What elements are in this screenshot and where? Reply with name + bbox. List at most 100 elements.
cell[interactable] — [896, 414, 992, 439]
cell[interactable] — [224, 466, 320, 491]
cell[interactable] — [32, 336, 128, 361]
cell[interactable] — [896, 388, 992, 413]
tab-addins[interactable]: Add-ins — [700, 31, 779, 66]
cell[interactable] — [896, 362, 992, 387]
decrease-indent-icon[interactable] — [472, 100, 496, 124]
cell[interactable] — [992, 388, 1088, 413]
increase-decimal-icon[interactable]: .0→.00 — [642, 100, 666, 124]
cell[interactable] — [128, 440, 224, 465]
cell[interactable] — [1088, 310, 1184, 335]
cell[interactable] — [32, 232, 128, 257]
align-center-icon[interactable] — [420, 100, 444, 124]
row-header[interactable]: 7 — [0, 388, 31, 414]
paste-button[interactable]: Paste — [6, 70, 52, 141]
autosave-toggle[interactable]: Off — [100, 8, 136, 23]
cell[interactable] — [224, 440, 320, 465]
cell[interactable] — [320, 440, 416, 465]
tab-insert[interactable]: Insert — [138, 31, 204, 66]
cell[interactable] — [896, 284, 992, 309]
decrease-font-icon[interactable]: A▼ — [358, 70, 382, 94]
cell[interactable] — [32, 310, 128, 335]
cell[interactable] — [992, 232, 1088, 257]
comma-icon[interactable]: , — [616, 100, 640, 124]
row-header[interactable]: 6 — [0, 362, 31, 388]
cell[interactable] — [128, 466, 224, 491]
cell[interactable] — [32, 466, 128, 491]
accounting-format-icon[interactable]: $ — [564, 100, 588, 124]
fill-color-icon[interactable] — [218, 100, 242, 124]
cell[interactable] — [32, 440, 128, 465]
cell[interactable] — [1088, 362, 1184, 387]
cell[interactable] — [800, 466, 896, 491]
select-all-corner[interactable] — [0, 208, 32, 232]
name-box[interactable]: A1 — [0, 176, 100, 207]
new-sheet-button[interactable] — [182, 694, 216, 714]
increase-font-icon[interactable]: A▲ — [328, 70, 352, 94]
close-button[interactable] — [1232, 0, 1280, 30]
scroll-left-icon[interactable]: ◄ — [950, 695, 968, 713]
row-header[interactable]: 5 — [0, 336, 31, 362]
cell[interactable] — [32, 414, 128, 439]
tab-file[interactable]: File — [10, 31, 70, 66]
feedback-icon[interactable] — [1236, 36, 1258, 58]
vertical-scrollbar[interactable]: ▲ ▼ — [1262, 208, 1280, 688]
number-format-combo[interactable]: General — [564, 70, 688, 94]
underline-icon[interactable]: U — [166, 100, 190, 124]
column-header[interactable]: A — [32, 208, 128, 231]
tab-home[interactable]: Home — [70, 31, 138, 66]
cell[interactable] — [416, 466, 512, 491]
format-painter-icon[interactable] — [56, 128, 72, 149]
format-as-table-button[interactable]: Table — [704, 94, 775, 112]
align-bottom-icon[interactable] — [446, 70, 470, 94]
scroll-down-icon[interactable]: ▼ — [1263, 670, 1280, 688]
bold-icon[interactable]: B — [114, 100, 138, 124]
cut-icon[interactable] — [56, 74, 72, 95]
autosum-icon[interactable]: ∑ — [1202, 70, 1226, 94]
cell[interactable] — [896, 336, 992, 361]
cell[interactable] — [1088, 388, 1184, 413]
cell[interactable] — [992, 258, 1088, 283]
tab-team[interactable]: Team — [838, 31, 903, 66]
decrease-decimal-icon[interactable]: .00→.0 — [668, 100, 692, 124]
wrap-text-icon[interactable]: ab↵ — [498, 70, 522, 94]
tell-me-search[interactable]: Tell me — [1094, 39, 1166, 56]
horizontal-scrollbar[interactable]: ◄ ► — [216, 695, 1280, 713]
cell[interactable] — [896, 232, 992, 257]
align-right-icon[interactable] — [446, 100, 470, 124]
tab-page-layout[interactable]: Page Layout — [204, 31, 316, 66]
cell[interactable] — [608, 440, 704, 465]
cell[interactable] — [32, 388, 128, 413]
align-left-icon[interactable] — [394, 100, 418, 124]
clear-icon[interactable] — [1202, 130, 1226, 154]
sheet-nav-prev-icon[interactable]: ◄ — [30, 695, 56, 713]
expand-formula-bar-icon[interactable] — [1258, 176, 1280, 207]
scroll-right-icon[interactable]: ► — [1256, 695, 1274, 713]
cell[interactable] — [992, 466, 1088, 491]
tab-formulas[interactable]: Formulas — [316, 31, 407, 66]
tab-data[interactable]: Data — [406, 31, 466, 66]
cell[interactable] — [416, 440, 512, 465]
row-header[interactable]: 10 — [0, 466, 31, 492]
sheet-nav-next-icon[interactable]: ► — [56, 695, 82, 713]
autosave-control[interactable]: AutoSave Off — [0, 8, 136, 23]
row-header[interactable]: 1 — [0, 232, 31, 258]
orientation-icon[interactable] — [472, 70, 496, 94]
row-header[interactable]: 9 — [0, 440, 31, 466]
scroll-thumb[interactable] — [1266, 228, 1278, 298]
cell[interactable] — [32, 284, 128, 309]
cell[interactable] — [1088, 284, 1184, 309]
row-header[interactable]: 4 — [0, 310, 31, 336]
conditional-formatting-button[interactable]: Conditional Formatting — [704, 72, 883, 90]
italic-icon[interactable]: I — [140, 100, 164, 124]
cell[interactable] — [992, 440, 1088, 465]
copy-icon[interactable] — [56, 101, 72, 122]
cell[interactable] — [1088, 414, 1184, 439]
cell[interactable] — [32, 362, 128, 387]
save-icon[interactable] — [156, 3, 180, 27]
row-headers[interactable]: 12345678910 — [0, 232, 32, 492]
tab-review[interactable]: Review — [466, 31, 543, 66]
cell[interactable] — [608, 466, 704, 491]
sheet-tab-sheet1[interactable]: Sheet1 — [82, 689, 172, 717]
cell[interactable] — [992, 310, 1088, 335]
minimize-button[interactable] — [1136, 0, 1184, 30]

-------------------------

→ **SHORT PROBLEM**
Please turn the listing above into a numbered list, leaving out any blank lines.

→ **RESULT OF THE TASK**
1. What elements are in this screenshot and where? Reply with name + bbox. List at most 100 elements.
2. cell[interactable] — [896, 414, 992, 439]
3. cell[interactable] — [224, 466, 320, 491]
4. cell[interactable] — [32, 336, 128, 361]
5. cell[interactable] — [896, 388, 992, 413]
6. tab-addins[interactable]: Add-ins — [700, 31, 779, 66]
7. cell[interactable] — [896, 362, 992, 387]
8. decrease-indent-icon[interactable] — [472, 100, 496, 124]
9. cell[interactable] — [992, 388, 1088, 413]
10. increase-decimal-icon[interactable]: .0→.00 — [642, 100, 666, 124]
11. cell[interactable] — [128, 440, 224, 465]
12. cell[interactable] — [1088, 310, 1184, 335]
13. cell[interactable] — [32, 232, 128, 257]
14. align-center-icon[interactable] — [420, 100, 444, 124]
15. row-header[interactable]: 7 — [0, 388, 31, 414]
16. paste-button[interactable]: Paste — [6, 70, 52, 141]
17. autosave-toggle[interactable]: Off — [100, 8, 136, 23]
18. cell[interactable] — [224, 440, 320, 465]
19. cell[interactable] — [320, 440, 416, 465]
20. tab-insert[interactable]: Insert — [138, 31, 204, 66]
21. cell[interactable] — [896, 284, 992, 309]
22. decrease-font-icon[interactable]: A▼ — [358, 70, 382, 94]
23. cell[interactable] — [32, 310, 128, 335]
24. cell[interactable] — [992, 232, 1088, 257]
25. comma-icon[interactable]: , — [616, 100, 640, 124]
26. row-header[interactable]: 6 — [0, 362, 31, 388]
27. cell[interactable] — [128, 466, 224, 491]
28. cell[interactable] — [32, 466, 128, 491]
29. accounting-format-icon[interactable]: $ — [564, 100, 588, 124]
30. fill-color-icon[interactable] — [218, 100, 242, 124]
31. cell[interactable] — [32, 440, 128, 465]
32. cell[interactable] — [1088, 362, 1184, 387]
33. cell[interactable] — [800, 466, 896, 491]
34. select-all-corner[interactable] — [0, 208, 32, 232]
35. name-box[interactable]: A1 — [0, 176, 100, 207]
36. new-sheet-button[interactable] — [182, 694, 216, 714]
37. increase-font-icon[interactable]: A▲ — [328, 70, 352, 94]
38. close-button[interactable] — [1232, 0, 1280, 30]
39. scroll-left-icon[interactable]: ◄ — [950, 695, 968, 713]
40. row-header[interactable]: 5 — [0, 336, 31, 362]
41. cell[interactable] — [32, 414, 128, 439]
42. tab-file[interactable]: File — [10, 31, 70, 66]
43. feedback-icon[interactable] — [1236, 36, 1258, 58]
44. vertical-scrollbar[interactable]: ▲ ▼ — [1262, 208, 1280, 688]
45. number-format-combo[interactable]: General — [564, 70, 688, 94]
46. underline-icon[interactable]: U — [166, 100, 190, 124]
47. column-header[interactable]: A — [32, 208, 128, 231]
48. tab-home[interactable]: Home — [70, 31, 138, 66]
49. cell[interactable] — [416, 466, 512, 491]
50. format-painter-icon[interactable] — [56, 128, 72, 149]
51. format-as-table-button[interactable]: Table — [704, 94, 775, 112]
52. align-bottom-icon[interactable] — [446, 70, 470, 94]
53. scroll-down-icon[interactable]: ▼ — [1263, 670, 1280, 688]
54. bold-icon[interactable]: B — [114, 100, 138, 124]
55. cut-icon[interactable] — [56, 74, 72, 95]
56. autosum-icon[interactable]: ∑ — [1202, 70, 1226, 94]
57. cell[interactable] — [896, 336, 992, 361]
58. cell[interactable] — [1088, 388, 1184, 413]
59. cell[interactable] — [992, 258, 1088, 283]
60. tab-team[interactable]: Team — [838, 31, 903, 66]
61. decrease-decimal-icon[interactable]: .00→.0 — [668, 100, 692, 124]
62. wrap-text-icon[interactable]: ab↵ — [498, 70, 522, 94]
63. tell-me-search[interactable]: Tell me — [1094, 39, 1166, 56]
64. horizontal-scrollbar[interactable]: ◄ ► — [216, 695, 1280, 713]
65. cell[interactable] — [896, 232, 992, 257]
66. align-right-icon[interactable] — [446, 100, 470, 124]
67. tab-page-layout[interactable]: Page Layout — [204, 31, 316, 66]
68. cell[interactable] — [608, 440, 704, 465]
69. cell[interactable] — [32, 388, 128, 413]
70. align-left-icon[interactable] — [394, 100, 418, 124]
71. clear-icon[interactable] — [1202, 130, 1226, 154]
72. sheet-nav-prev-icon[interactable]: ◄ — [30, 695, 56, 713]
73. expand-formula-bar-icon[interactable] — [1258, 176, 1280, 207]
74. scroll-right-icon[interactable]: ► — [1256, 695, 1274, 713]
75. cell[interactable] — [992, 466, 1088, 491]
76. tab-formulas[interactable]: Formulas — [316, 31, 407, 66]
77. tab-data[interactable]: Data — [406, 31, 466, 66]
78. cell[interactable] — [416, 440, 512, 465]
79. row-header[interactable]: 10 — [0, 466, 31, 492]
80. sheet-nav-next-icon[interactable]: ► — [56, 695, 82, 713]
81. autosave-control[interactable]: AutoSave Off — [0, 8, 136, 23]
82. row-header[interactable]: 1 — [0, 232, 31, 258]
83. orientation-icon[interactable] — [472, 70, 496, 94]
84. row-header[interactable]: 9 — [0, 440, 31, 466]
85. scroll-thumb[interactable] — [1266, 228, 1278, 298]
86. cell[interactable] — [32, 284, 128, 309]
87. cell[interactable] — [1088, 284, 1184, 309]
88. row-header[interactable]: 4 — [0, 310, 31, 336]
89. conditional-formatting-button[interactable]: Conditional Formatting — [704, 72, 883, 90]
90. italic-icon[interactable]: I — [140, 100, 164, 124]
91. cell[interactable] — [992, 440, 1088, 465]
92. copy-icon[interactable] — [56, 101, 72, 122]
93. cell[interactable] — [1088, 414, 1184, 439]
94. cell[interactable] — [32, 362, 128, 387]
95. save-icon[interactable] — [156, 3, 180, 27]
96. row-headers[interactable]: 12345678910 — [0, 232, 32, 492]
97. tab-review[interactable]: Review — [466, 31, 543, 66]
98. cell[interactable] — [608, 466, 704, 491]
99. sheet-tab-sheet1[interactable]: Sheet1 — [82, 689, 172, 717]
100. cell[interactable] — [992, 310, 1088, 335]
101. minimize-button[interactable] — [1136, 0, 1184, 30]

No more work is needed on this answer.